** Start of Quoted text **

Hating the Poor for Not Being Poor Enough
by Charles Lemos, Fri Mar 06, 2009 at 02:53:07 PM EST
The conservative war on the poor continues unabated. Yesterday, the First Lady had her picture taken twice. First by a man on his cell phone captured in turn by a AP photographer. The original AP caption for the picture reads "First lady Michelle Obama, right, stops to have her photo taken as she helps to hand out meals during her visit to Miriam's Kitchen in Washington, Thursday, March 5, 2009. The center provides meals, case management services and housing support to nearly 250 men and women in Washington." But that picture of a poor man with a cellphone taking a picture of the First Lady has set of a firestorm of conservative hate for how can a man getting a free meal have a cell phone. How dare he have clothes on even? Damn it that man should be near naked before he dare get a free meal.
Here's Andrew Malcolm, the former press secretary to First Lady Laura Bush, writing in the Los Angeles Times:
First Lady Michelle Obama showed up Thursday as a surprise and welcome volunteer at Miriam's Kitchen, a soup kitchen for homeless poor people not far from the White House.She brought with her some food donated by White House staff.

** End of Quoted text **

Direction A
Answer these questions from the post about Michelle Obama's visit to Miriam's Kitchen:
(i) On what day and date did the First Lady visit Miriam's Kitchen, according to the AP caption?
(ii) About how many men and women does the center serve?
(iii) What did the First Lady bring with her?
Direction B
Translate this sentence from the post about Michelle Obama's visit to Miriam's Kitchen into Spanish: "The conservative war on the poor continues unabated."
Direction C
Continue the post about Michelle Obama's visit to Miriam's Kitchen from the point where it stops.
The listing has no connection to the post about Michelle Obama's visit to Miriam's Kitchen.

** Start of Data **

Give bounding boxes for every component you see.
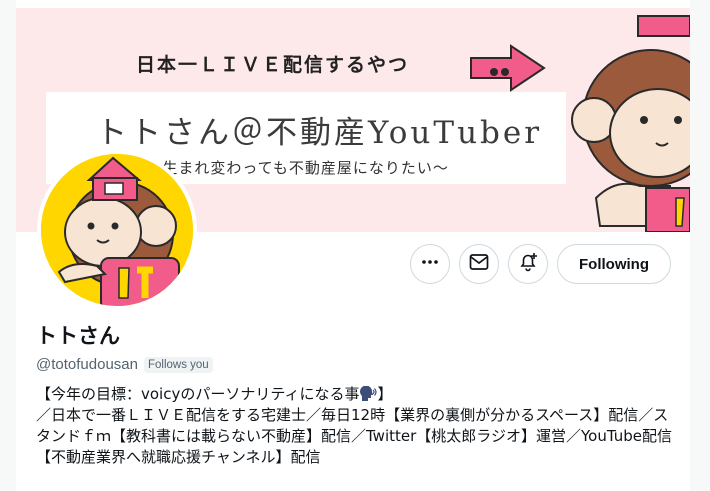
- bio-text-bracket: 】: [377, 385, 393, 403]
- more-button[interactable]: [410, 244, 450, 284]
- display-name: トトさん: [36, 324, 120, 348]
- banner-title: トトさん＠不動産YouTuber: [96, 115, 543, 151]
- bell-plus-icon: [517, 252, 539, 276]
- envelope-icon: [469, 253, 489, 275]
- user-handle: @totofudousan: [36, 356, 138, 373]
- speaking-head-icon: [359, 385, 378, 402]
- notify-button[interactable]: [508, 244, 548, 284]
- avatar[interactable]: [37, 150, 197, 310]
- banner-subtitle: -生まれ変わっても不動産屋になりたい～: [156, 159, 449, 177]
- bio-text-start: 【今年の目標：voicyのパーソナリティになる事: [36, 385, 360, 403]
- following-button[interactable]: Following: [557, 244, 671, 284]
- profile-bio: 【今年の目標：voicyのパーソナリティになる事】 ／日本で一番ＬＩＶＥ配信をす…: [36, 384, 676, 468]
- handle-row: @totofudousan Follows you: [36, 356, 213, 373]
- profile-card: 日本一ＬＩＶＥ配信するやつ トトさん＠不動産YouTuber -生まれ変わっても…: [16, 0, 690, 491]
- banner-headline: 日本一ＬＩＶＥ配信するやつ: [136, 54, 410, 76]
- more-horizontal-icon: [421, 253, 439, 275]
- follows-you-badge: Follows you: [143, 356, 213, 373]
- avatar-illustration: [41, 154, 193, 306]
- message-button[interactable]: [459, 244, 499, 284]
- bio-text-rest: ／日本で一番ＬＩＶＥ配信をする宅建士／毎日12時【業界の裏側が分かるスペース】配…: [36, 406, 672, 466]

** End of Data **

Exercise answer A
(i) Thursday, March 5, 2009
(ii) Nearly 250
(iii) Some food donated by White House staff

Exercise answer B
La guerra conservadora contra los pobres continúa sin tregua.

Exercise answer C
The first lady served up mushroom risotto and broccoli to a long line of homeless men and women during part of her First Lady Michelle Obama volunteers as a food server at Miriam's Kitchen a soup kitchen for poor homeless in Washington DC 3-5-09 lunch hour and in these photos poses for a picture by one homeless diner obviously excited to be in the first lady's presence.
Obama said she hoped her service would cause other Americans to volunteer to help the less fortunate in their own communities.
And, of course, such images of need might also help build support for her husband's economic and healthcare reform agenda, although a Miriam's spokeswoman said their average "guest" has been homeless since about the time Barack Obama was elected to the U.S. Senate in 2004.
Miriam's is a privately funded soup kitchen about seven blocks from the White House that has 1,200 volunteers and serves about 300, mainly men, each morning. Our colleague Mark Silva has more on the volunteer work in the Swamp here.
Both of these news photos were widely distributed across the country and even around the world.
It doesn't detract from the first lady's generous gesture or the real needs she seeks to highlight to ask two bothersome journalistic questions about these news photos:
If this unidentified meal recipient is too poor to buy his own food, how does he afford a cellphone?
And if he is homeless, where do they send the cellphone bills?
Then over at the National Review's Corner blog, Kathryn Jean Lopez added her two cents stating that, "America has the wealthiest poor people in the world." Actually, I think it is Norway who has the 'wealthiest poor people in the world' but don't let facts get in the way of a talking point. She added, "I don't envy this man's situation, whatever it is, and don't mean to make light of it. But we are a blessed people when our poor have cell phones." Blessed, yeah, that's the word that comes to my mind.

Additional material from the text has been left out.